Excerpts from a figure dataset:

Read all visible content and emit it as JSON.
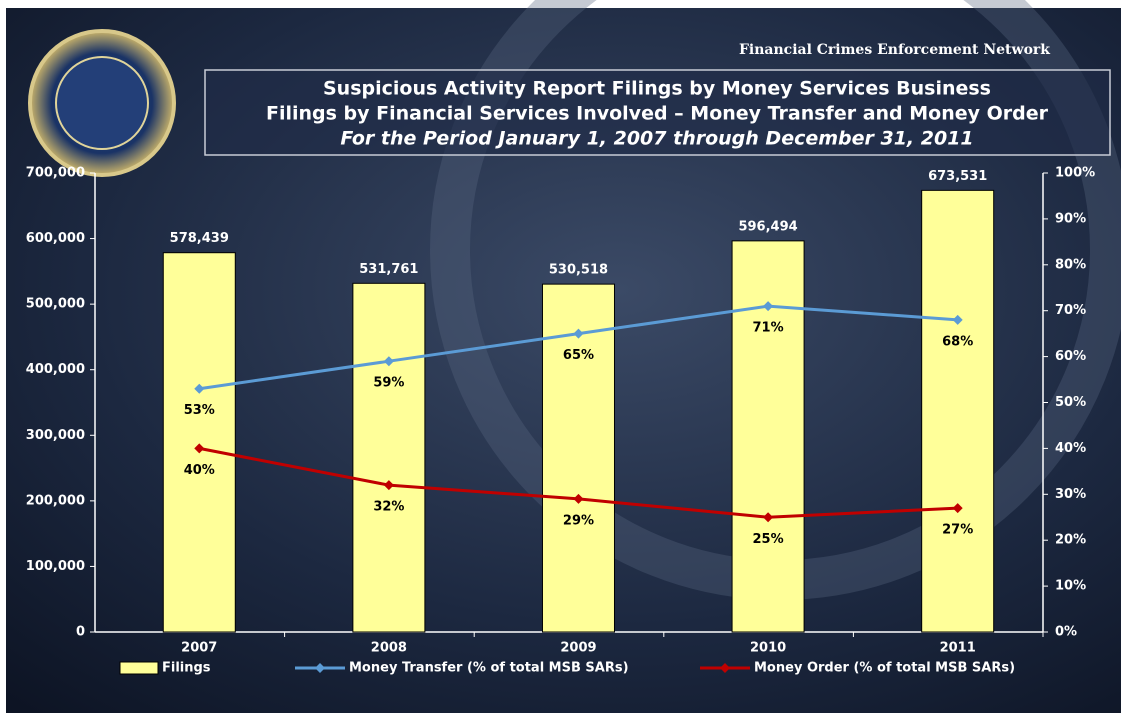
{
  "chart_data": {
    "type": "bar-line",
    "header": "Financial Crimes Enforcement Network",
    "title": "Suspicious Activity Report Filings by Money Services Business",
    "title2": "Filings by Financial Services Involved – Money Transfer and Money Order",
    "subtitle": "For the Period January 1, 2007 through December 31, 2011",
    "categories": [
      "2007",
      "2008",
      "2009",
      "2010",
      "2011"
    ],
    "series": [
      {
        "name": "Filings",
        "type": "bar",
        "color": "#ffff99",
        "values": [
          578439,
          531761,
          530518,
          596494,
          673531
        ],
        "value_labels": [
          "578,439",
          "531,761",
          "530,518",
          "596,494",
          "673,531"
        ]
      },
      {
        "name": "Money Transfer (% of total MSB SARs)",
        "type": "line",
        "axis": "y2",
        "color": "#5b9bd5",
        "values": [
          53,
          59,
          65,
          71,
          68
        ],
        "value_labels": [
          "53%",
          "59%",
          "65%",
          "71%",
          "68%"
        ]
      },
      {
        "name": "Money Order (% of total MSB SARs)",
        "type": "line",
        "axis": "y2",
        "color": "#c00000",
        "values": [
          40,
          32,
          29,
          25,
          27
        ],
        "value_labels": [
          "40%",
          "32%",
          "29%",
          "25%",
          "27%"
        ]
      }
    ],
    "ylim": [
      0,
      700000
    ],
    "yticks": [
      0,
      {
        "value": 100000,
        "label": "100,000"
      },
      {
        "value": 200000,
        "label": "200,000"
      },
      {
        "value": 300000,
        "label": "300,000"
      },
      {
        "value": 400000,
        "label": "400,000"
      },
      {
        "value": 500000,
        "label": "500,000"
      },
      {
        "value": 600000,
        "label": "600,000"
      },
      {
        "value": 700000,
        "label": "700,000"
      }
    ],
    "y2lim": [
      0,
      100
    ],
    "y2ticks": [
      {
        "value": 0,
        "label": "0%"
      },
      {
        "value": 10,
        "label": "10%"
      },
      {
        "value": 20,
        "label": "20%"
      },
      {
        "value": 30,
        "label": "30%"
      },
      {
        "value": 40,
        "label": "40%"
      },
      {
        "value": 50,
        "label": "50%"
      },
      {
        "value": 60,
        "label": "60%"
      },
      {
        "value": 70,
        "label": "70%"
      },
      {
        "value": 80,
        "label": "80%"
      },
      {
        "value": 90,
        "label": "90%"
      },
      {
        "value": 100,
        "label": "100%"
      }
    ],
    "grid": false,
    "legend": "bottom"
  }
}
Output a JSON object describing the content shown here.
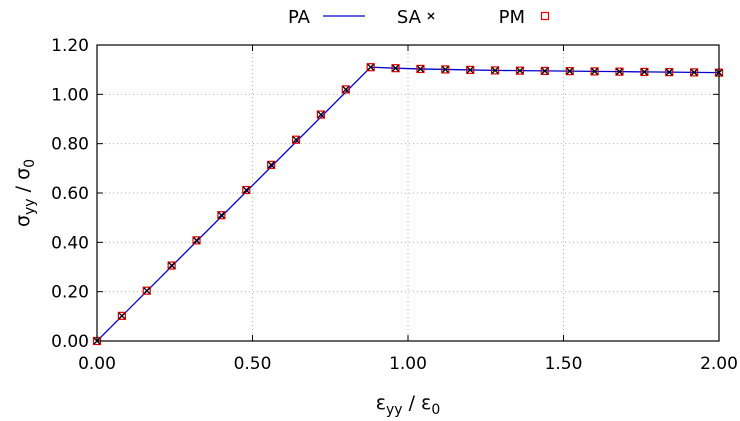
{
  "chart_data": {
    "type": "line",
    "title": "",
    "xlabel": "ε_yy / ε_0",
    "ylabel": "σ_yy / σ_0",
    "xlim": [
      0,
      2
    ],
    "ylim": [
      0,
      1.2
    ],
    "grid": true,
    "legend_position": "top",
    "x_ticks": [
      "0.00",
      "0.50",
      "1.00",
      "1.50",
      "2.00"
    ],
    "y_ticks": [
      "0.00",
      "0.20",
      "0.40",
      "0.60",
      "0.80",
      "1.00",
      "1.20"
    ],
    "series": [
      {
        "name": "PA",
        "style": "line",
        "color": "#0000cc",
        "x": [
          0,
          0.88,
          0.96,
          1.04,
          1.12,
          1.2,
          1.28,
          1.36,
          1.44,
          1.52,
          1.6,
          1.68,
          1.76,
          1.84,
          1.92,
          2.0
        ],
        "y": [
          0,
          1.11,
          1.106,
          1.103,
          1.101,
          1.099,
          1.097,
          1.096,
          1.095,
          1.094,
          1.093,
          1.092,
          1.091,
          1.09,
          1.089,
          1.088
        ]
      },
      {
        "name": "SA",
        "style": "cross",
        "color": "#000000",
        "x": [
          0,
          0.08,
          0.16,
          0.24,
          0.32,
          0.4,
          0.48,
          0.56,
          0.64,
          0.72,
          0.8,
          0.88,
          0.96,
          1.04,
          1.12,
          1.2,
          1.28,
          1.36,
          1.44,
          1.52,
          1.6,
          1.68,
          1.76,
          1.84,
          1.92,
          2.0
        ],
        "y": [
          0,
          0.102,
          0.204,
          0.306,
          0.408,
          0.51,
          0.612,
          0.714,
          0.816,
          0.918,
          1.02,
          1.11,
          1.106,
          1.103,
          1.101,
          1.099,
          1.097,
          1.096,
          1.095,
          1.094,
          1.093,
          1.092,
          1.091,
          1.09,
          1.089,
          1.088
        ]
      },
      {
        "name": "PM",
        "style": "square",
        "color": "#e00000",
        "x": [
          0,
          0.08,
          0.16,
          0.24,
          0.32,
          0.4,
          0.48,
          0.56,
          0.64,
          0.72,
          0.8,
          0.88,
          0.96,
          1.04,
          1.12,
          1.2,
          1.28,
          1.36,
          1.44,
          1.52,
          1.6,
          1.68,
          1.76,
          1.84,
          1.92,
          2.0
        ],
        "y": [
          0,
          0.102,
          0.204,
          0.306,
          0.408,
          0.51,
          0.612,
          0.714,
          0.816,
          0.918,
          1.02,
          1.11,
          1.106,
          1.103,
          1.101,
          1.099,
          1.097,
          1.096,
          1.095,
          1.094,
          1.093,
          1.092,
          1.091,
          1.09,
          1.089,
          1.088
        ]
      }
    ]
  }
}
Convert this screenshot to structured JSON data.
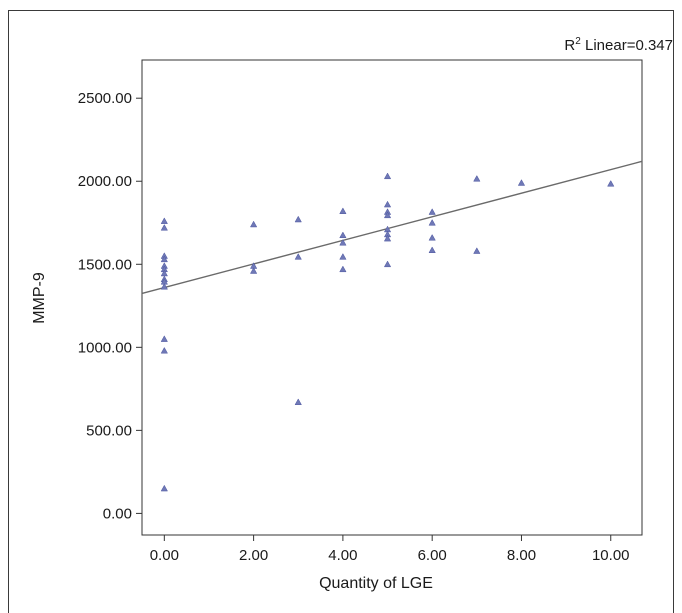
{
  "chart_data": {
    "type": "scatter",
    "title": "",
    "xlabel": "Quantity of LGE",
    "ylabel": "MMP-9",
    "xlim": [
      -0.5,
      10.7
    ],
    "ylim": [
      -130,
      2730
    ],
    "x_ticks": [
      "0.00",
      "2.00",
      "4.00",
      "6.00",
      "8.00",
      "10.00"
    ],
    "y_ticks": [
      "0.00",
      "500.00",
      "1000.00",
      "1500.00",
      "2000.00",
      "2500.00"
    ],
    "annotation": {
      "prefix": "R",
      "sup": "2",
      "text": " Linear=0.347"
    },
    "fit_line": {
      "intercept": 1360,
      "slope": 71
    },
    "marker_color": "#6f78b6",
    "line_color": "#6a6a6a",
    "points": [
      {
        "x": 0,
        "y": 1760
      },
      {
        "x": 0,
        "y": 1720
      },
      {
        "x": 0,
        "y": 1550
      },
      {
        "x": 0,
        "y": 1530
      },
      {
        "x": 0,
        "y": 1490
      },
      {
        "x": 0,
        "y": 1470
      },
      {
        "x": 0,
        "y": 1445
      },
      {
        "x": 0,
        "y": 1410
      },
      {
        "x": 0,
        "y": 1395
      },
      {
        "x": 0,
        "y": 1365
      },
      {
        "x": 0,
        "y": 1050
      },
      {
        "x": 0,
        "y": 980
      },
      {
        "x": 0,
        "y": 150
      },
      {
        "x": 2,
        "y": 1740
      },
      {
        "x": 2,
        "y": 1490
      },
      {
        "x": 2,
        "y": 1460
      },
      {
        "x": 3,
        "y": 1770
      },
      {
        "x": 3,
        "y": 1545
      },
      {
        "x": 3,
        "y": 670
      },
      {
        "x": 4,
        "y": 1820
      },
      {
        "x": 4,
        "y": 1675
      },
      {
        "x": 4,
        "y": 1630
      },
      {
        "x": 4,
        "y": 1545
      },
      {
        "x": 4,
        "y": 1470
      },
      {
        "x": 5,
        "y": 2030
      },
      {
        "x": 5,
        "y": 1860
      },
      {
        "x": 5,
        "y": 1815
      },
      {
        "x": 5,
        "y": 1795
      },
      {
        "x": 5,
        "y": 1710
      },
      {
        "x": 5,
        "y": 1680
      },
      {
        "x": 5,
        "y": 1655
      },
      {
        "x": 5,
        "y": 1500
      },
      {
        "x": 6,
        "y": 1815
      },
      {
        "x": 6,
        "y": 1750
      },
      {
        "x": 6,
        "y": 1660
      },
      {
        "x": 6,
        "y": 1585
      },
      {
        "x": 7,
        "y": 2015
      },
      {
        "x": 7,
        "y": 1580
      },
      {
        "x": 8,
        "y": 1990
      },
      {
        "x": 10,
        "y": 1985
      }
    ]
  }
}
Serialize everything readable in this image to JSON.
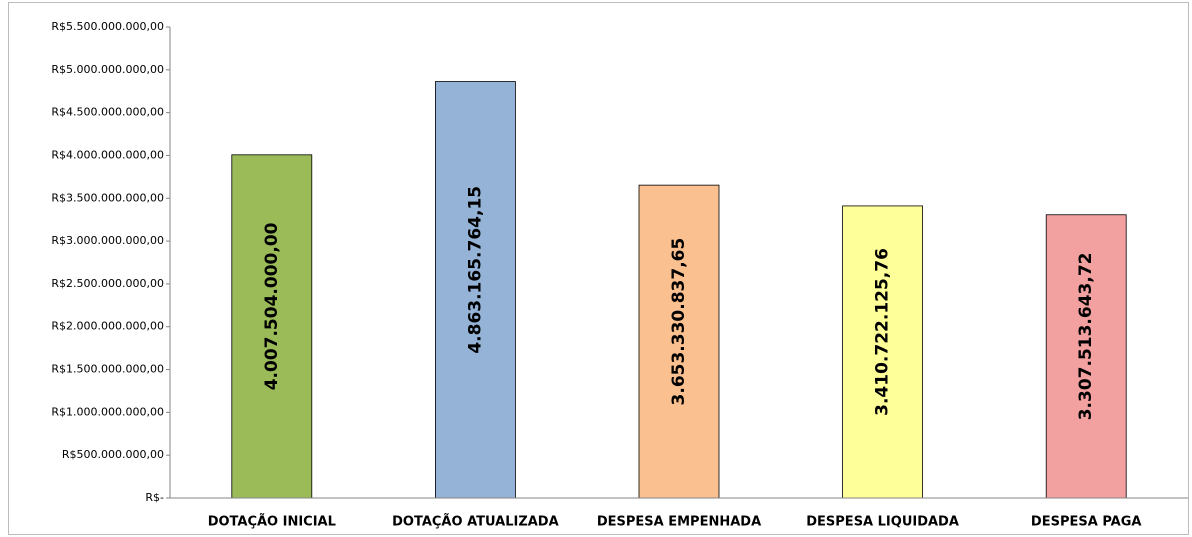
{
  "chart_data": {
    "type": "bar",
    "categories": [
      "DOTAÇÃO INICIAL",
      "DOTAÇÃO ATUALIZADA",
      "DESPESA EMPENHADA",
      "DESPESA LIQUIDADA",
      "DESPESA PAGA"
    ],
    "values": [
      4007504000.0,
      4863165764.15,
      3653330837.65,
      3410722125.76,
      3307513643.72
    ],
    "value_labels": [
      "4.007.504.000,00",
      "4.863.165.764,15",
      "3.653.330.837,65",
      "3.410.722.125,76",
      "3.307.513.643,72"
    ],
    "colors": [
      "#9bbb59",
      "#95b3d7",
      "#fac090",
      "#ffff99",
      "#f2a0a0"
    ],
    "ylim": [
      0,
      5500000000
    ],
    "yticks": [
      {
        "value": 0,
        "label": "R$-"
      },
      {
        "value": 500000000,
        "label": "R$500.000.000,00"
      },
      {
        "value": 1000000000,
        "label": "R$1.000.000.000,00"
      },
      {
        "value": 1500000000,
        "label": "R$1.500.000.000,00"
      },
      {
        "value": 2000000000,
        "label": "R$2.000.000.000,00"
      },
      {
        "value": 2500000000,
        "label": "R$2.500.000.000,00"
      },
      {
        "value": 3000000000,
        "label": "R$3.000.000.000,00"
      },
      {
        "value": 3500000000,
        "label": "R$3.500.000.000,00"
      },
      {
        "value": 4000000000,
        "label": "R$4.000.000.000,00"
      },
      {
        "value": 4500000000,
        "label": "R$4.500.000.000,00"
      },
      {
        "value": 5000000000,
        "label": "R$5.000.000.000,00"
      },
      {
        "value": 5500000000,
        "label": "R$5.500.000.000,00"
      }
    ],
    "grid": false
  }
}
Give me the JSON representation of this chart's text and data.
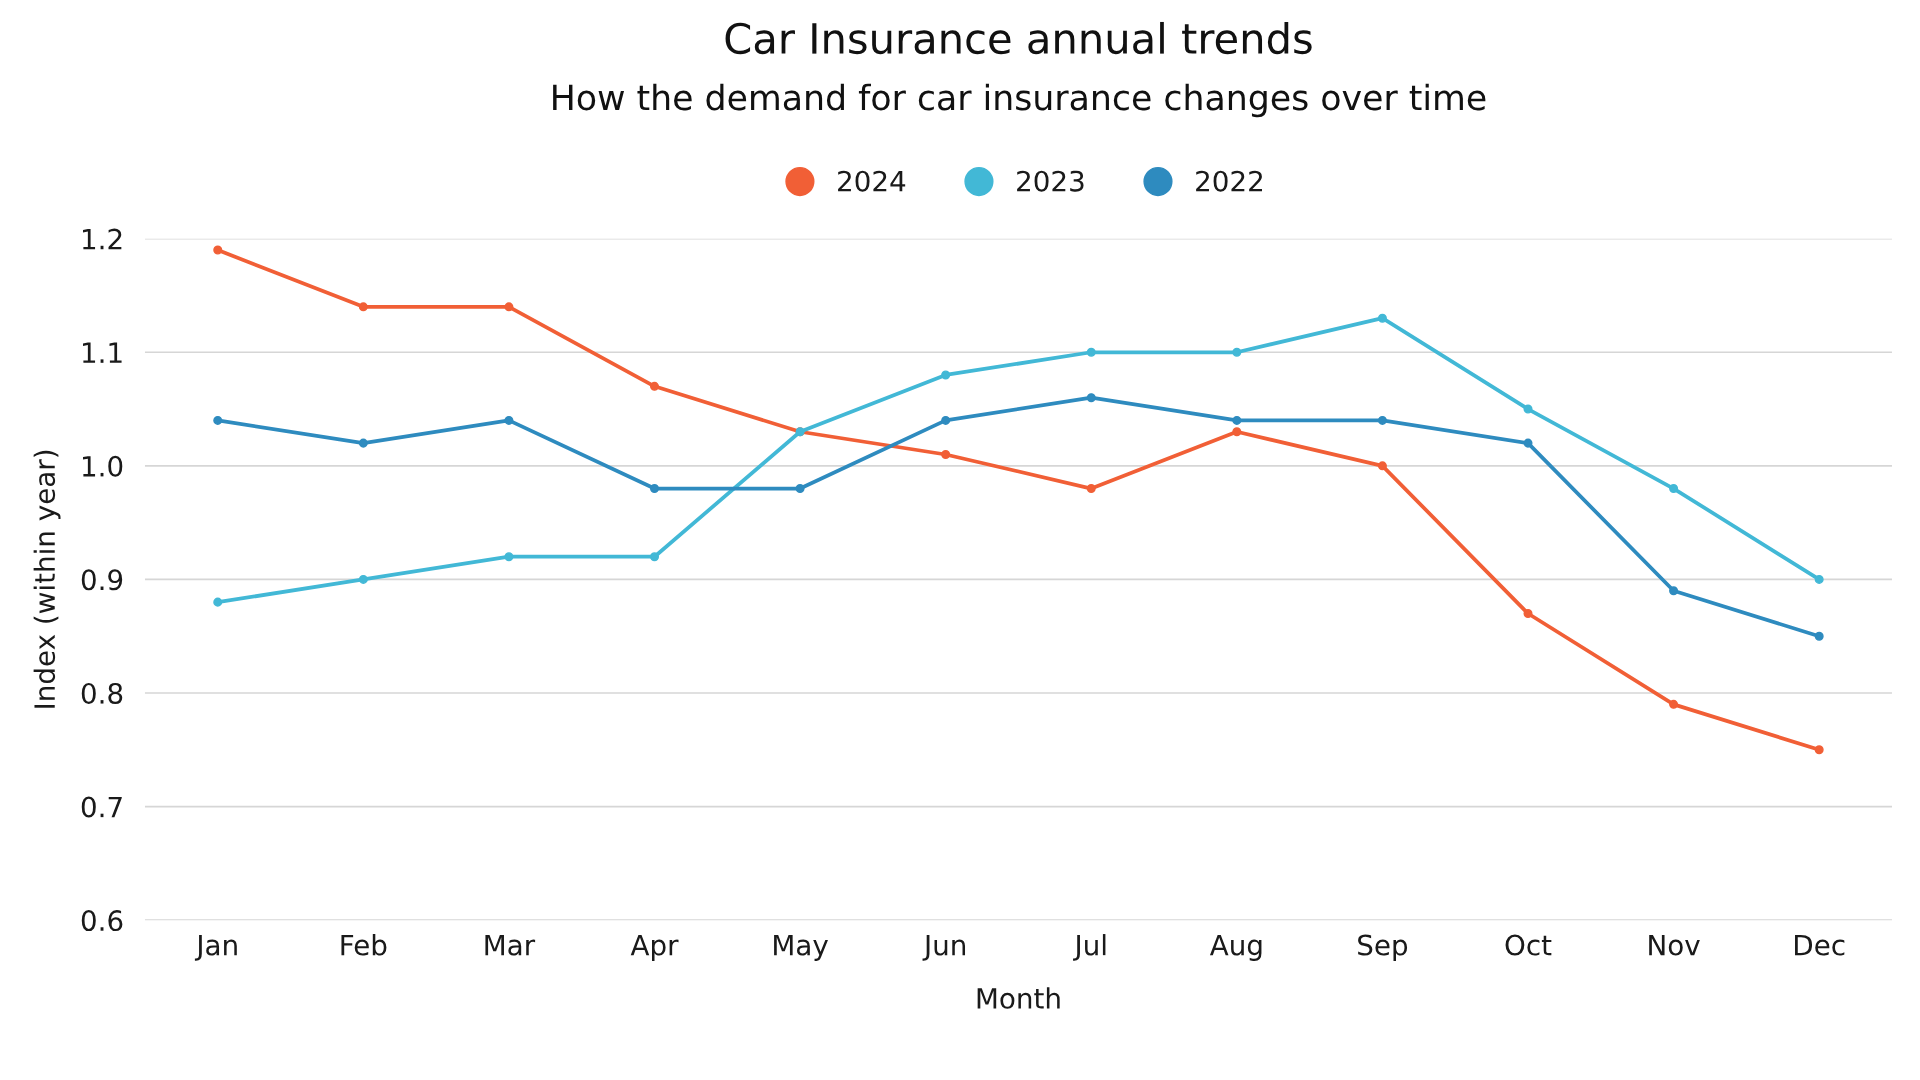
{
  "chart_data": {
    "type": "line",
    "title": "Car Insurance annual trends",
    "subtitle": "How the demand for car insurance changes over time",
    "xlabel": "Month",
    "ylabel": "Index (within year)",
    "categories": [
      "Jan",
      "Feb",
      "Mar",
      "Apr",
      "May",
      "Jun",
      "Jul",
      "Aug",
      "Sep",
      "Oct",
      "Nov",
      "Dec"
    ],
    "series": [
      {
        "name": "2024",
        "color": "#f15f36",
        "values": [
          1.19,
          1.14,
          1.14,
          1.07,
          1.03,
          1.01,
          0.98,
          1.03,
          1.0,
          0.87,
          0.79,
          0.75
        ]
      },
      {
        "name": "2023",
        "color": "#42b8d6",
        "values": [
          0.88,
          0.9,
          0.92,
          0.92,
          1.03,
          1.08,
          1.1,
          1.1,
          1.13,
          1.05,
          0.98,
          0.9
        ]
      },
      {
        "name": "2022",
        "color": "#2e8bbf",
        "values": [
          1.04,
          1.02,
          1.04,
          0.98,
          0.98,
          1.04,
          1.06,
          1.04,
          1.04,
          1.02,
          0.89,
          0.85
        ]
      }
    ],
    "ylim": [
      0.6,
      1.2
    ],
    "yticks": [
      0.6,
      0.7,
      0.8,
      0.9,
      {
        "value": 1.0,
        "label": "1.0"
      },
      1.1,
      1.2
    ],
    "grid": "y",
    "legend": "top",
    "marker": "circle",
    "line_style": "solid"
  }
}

■ **WHAT YOU ARE ASKED TO DO**:
From the material, report only how many lines include the word "ylabel".

■ **PROBLEM SOLUTION**:
3